INSTRUCTIONS FOR THE TASK
Substitute "row-heading" for "row-header" in the entries from the line containing "data-label: 0 (261, 644, 289, 673)" through the line containing "gridlines-icon (17, 319, 43, 341)", and give back only that stretch with nothing else changed.

RECORDS FOR PROCESSING
⟨

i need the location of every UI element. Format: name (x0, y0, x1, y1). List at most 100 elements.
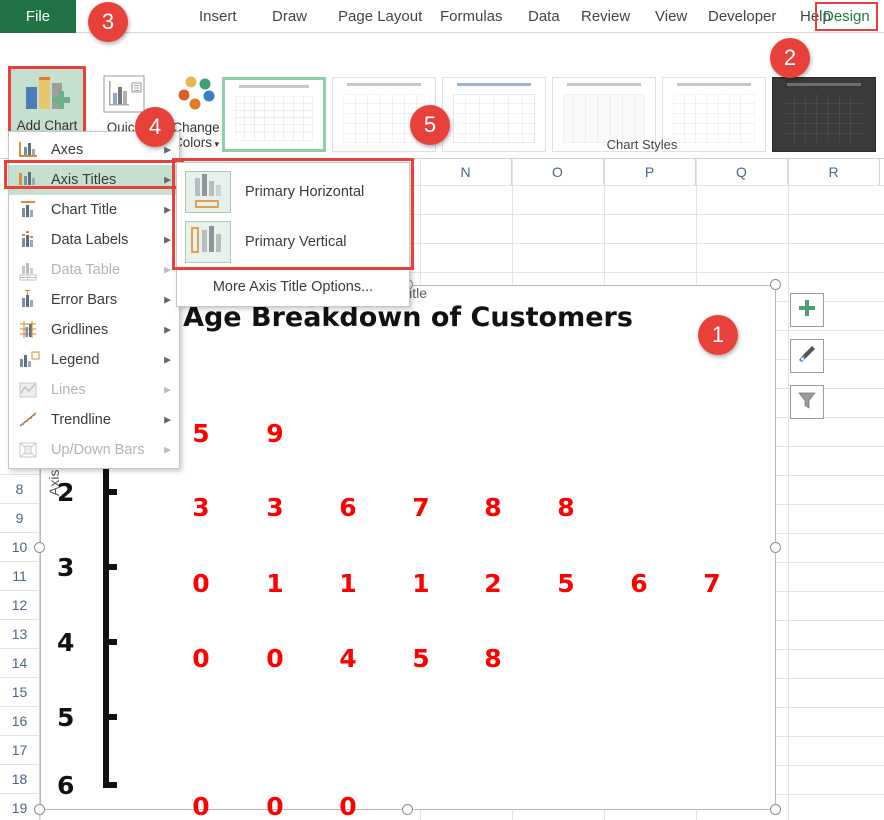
data-label: 0 (261, 644, 289, 673)
y-axis-tick (103, 782, 117, 788)
submenu-item-label: Primary Vertical (245, 234, 347, 250)
chart-styles-button[interactable] (790, 339, 824, 373)
annotation-badge-1: 1 (698, 315, 738, 355)
menu-item-label: Data Labels (51, 232, 128, 248)
chart-style-thumb-1[interactable] (222, 77, 326, 152)
row-header-18[interactable]: 18 (0, 765, 40, 794)
y-axis-tick (103, 564, 117, 570)
row-header-9[interactable]: 9 (0, 504, 40, 533)
resize-handle-mid-left[interactable] (34, 542, 45, 553)
menu-item-data-labels[interactable]: Data Labels ▶ (9, 225, 179, 255)
data-label: 0 (187, 644, 215, 673)
column-header-n[interactable]: N (420, 159, 512, 185)
column-header-r[interactable]: R (788, 159, 880, 185)
add-chart-element-icon (20, 73, 74, 118)
tab-formulas[interactable]: Formulas (440, 0, 503, 33)
menu-item-label: Up/Down Bars (51, 442, 144, 458)
resize-handle-bottom-right[interactable] (770, 804, 781, 815)
tab-developer[interactable]: Developer (708, 0, 776, 33)
chart-title-icon (17, 199, 43, 221)
row-header-17[interactable]: 17 (0, 736, 40, 765)
row-header-15[interactable]: 15 (0, 678, 40, 707)
thumb-title-bar (567, 83, 640, 86)
lines-icon (17, 379, 43, 401)
chevron-right-icon: ▶ (164, 355, 171, 366)
data-label: 0 (187, 792, 215, 820)
data-label: 8 (479, 644, 507, 673)
menu-item-axis-titles[interactable]: Axis Titles ▶ (9, 165, 179, 195)
annotation-badge-4: 4 (135, 107, 175, 147)
resize-handle-bottom-center[interactable] (402, 804, 413, 815)
menu-item-label: Trendline (51, 412, 111, 428)
data-label: 5 (552, 569, 580, 598)
tab-page-layout[interactable]: Page Layout (338, 0, 422, 33)
change-colors-icon (171, 75, 221, 120)
tab-file[interactable]: File (0, 0, 76, 33)
row-header-13[interactable]: 13 (0, 620, 40, 649)
thumb-grid (783, 94, 865, 143)
row-header-16[interactable]: 16 (0, 707, 40, 736)
row-header-11[interactable]: 11 (0, 562, 40, 591)
gridlines-icon (17, 319, 43, 341)
thumb-grid (235, 96, 313, 141)
y-axis-tick (103, 639, 117, 645)
thumb-title-bar (347, 83, 420, 86)
menu-item-gridlines[interactable]: Gridlines ▶ (9, 315, 179, 345)
row-header-12[interactable]: 12 (0, 591, 40, 620)
chart-styles-group-label: Chart Styles (560, 137, 724, 152)
data-label: 8 (552, 493, 580, 522)
data-table-icon (17, 259, 43, 281)
tab-design[interactable]: Design (815, 2, 878, 31)
legend-icon (17, 349, 43, 371)
chevron-right-icon: ▶ (164, 445, 171, 456)
chart-filters-button[interactable] (790, 385, 824, 419)
submenu-item-primary-vertical[interactable]: Primary Vertical (177, 217, 409, 267)
chart-style-thumb-3[interactable] (442, 77, 546, 152)
column-header-o[interactable]: O (512, 159, 604, 185)
data-label: 3 (261, 493, 289, 522)
chevron-right-icon: ▶ (164, 415, 171, 426)
tab-insert[interactable]: Insert (199, 0, 237, 33)
y-axis-label: 2 (57, 478, 74, 507)
y-axis-line (103, 453, 109, 787)
paintbrush-icon (796, 343, 818, 370)
tab-data[interactable]: Data (528, 0, 560, 33)
tab-draw[interactable]: Draw (272, 0, 307, 33)
column-header-p[interactable]: P (604, 159, 696, 185)
axis-titles-icon (17, 169, 43, 191)
menu-item-label: Legend (51, 352, 99, 368)
submenu-divider (187, 269, 399, 270)
resize-handle-bottom-left[interactable] (34, 804, 45, 815)
thumb-title-bar (787, 83, 860, 86)
chevron-right-icon: ▶ (164, 325, 171, 336)
annotation-badge-3: 3 (88, 2, 128, 42)
tab-review[interactable]: Review (581, 0, 630, 33)
data-label: 8 (479, 493, 507, 522)
menu-item-trendline[interactable]: Trendline ▶ (9, 405, 179, 435)
column-header-q[interactable]: Q (696, 159, 788, 185)
chart-style-thumb-6[interactable] (772, 77, 876, 152)
data-label: 1 (261, 569, 289, 598)
resize-handle-top-right[interactable] (770, 279, 781, 290)
data-label: 3 (187, 493, 215, 522)
tab-view[interactable]: View (655, 0, 687, 33)
menu-item-label: Data Table (51, 262, 120, 278)
menu-item-up-down-bars: Up/Down Bars ▶ (9, 435, 179, 465)
menu-item-error-bars[interactable]: Error Bars ▶ (9, 285, 179, 315)
data-label: 7 (407, 493, 435, 522)
chevron-right-icon: ▶ (164, 205, 171, 216)
menu-item-label: Gridlines (51, 322, 108, 338)
submenu-item-primary-horizontal[interactable]: Primary Horizontal (177, 167, 409, 217)
resize-handle-mid-right[interactable] (770, 542, 781, 553)
chart-elements-button[interactable] (790, 293, 824, 327)
ribbon-tabstrip: File Insert Draw Page Layout Formulas Da… (0, 0, 884, 33)
chevron-right-icon: ▶ (164, 235, 171, 246)
menu-item-legend[interactable]: Legend ▶ (9, 345, 179, 375)
row-header-8[interactable]: 8 (0, 475, 40, 504)
chevron-right-icon: ▶ (164, 295, 171, 306)
plus-icon (797, 298, 817, 323)
row-header-14[interactable]: 14 (0, 649, 40, 678)
menu-item-chart-title[interactable]: Chart Title ▶ (9, 195, 179, 225)
data-label: 1 (407, 569, 435, 598)
submenu-more-axis-title-options[interactable]: More Axis Title Options... (177, 272, 409, 302)
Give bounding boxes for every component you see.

⟩

SOLVED PROBLEM
data-label: 0 (261, 644, 289, 673)
y-axis-tick (103, 782, 117, 788)
submenu-item-label: Primary Vertical (245, 234, 347, 250)
chart-styles-button[interactable] (790, 339, 824, 373)
annotation-badge-1: 1 (698, 315, 738, 355)
menu-item-label: Data Labels (51, 232, 128, 248)
chart-style-thumb-1[interactable] (222, 77, 326, 152)
row-heading-18[interactable]: 18 (0, 765, 40, 794)
y-axis-tick (103, 564, 117, 570)
row-heading-9[interactable]: 9 (0, 504, 40, 533)
resize-handle-mid-left[interactable] (34, 542, 45, 553)
menu-item-data-labels[interactable]: Data Labels ▶ (9, 225, 179, 255)
data-label: 0 (187, 644, 215, 673)
column-header-n[interactable]: N (420, 159, 512, 185)
column-header-r[interactable]: R (788, 159, 880, 185)
add-chart-element-icon (20, 73, 74, 118)
tab-formulas[interactable]: Formulas (440, 0, 503, 33)
menu-item-label: Up/Down Bars (51, 442, 144, 458)
resize-handle-bottom-right[interactable] (770, 804, 781, 815)
tab-developer[interactable]: Developer (708, 0, 776, 33)
chart-title-icon (17, 199, 43, 221)
row-heading-17[interactable]: 17 (0, 736, 40, 765)
row-heading-15[interactable]: 15 (0, 678, 40, 707)
thumb-title-bar (567, 83, 640, 86)
lines-icon (17, 379, 43, 401)
chevron-right-icon: ▶ (164, 355, 171, 366)
data-label: 0 (187, 792, 215, 820)
data-label: 8 (479, 644, 507, 673)
menu-item-axis-titles[interactable]: Axis Titles ▶ (9, 165, 179, 195)
annotation-badge-4: 4 (135, 107, 175, 147)
resize-handle-bottom-center[interactable] (402, 804, 413, 815)
menu-item-label: Trendline (51, 412, 111, 428)
data-label: 5 (552, 569, 580, 598)
tab-page-layout[interactable]: Page Layout (338, 0, 422, 33)
change-colors-icon (171, 75, 221, 120)
tab-file[interactable]: File (0, 0, 76, 33)
row-heading-13[interactable]: 13 (0, 620, 40, 649)
thumb-grid (783, 94, 865, 143)
row-heading-16[interactable]: 16 (0, 707, 40, 736)
row-heading-11[interactable]: 11 (0, 562, 40, 591)
gridlines-icon (17, 319, 43, 341)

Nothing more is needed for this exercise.